## What is expected
Gather from the material every line that contains the string "guglie".

[Saved data entries]
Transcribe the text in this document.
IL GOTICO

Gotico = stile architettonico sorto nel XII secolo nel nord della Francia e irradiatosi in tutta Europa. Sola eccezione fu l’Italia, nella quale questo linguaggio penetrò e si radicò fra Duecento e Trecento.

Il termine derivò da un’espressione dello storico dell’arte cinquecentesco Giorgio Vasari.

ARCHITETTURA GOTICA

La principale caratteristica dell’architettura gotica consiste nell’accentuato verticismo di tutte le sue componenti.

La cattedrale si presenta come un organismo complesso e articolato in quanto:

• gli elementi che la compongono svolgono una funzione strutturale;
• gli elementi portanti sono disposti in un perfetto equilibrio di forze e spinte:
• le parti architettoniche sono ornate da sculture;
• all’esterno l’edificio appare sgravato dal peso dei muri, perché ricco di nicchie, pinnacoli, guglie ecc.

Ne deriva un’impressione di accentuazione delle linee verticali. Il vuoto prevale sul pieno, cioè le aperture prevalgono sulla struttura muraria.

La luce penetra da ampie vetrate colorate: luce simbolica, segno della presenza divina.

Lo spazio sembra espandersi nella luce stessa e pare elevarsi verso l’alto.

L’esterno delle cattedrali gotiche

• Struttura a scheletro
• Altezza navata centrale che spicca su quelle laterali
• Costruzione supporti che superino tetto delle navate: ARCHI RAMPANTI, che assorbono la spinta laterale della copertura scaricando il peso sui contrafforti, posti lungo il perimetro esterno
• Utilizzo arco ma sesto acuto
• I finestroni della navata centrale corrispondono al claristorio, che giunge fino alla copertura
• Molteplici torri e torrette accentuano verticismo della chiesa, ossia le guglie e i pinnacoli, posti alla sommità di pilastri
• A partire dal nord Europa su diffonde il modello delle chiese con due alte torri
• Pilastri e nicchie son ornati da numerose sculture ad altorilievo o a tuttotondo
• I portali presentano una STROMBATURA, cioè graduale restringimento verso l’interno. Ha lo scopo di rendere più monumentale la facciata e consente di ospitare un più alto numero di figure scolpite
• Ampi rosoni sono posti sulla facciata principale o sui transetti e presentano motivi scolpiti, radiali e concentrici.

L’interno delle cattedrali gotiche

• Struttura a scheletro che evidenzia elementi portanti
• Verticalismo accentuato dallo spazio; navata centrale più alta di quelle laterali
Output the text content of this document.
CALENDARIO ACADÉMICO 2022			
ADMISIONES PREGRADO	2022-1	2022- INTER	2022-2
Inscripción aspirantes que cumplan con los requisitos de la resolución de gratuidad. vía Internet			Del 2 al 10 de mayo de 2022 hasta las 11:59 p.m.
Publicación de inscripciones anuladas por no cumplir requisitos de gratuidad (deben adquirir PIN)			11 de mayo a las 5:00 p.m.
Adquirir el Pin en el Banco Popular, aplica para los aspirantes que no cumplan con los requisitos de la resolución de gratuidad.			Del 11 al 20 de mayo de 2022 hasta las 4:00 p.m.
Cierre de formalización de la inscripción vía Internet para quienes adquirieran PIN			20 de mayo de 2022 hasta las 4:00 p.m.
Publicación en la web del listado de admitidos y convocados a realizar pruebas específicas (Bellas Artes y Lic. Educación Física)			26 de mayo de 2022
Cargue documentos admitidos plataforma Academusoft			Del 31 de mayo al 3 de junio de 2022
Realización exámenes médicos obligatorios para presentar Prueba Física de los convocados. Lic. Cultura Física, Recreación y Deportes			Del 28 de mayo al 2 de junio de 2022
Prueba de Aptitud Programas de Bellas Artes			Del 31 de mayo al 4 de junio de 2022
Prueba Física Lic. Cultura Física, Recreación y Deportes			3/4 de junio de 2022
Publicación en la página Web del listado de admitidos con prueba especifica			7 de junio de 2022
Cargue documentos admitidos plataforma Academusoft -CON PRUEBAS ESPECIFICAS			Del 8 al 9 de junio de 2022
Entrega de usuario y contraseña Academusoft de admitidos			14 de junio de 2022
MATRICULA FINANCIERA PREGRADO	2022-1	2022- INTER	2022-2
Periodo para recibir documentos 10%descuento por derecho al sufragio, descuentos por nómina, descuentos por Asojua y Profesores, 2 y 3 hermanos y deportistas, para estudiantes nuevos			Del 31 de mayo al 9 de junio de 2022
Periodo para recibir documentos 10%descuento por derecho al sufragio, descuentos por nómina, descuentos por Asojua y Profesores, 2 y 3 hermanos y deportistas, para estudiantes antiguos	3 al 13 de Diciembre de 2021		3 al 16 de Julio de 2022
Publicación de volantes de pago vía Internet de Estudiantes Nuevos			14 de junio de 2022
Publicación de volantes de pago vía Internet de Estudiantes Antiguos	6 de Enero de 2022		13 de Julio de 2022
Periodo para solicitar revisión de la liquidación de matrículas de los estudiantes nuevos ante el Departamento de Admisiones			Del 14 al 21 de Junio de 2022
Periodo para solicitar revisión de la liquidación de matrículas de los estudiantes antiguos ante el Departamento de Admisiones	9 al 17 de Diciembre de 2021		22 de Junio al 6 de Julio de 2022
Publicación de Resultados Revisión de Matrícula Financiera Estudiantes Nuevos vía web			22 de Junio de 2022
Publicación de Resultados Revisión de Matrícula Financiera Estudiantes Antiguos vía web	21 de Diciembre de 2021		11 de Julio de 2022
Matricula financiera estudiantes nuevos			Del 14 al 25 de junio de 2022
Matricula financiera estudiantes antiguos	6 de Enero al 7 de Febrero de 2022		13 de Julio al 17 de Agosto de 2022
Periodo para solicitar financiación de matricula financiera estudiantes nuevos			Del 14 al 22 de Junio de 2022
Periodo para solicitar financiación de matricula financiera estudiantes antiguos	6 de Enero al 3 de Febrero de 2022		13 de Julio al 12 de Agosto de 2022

## Right answer
• all’esterno l’edificio appare sgravato dal peso dei muri, perché ricco di nicchie, pinnacoli, guglie ecc.
• Molteplici torri e torrette accentuano verticismo della chiesa, ossia le guglie e i pinnacoli, posti alla sommità di pilastri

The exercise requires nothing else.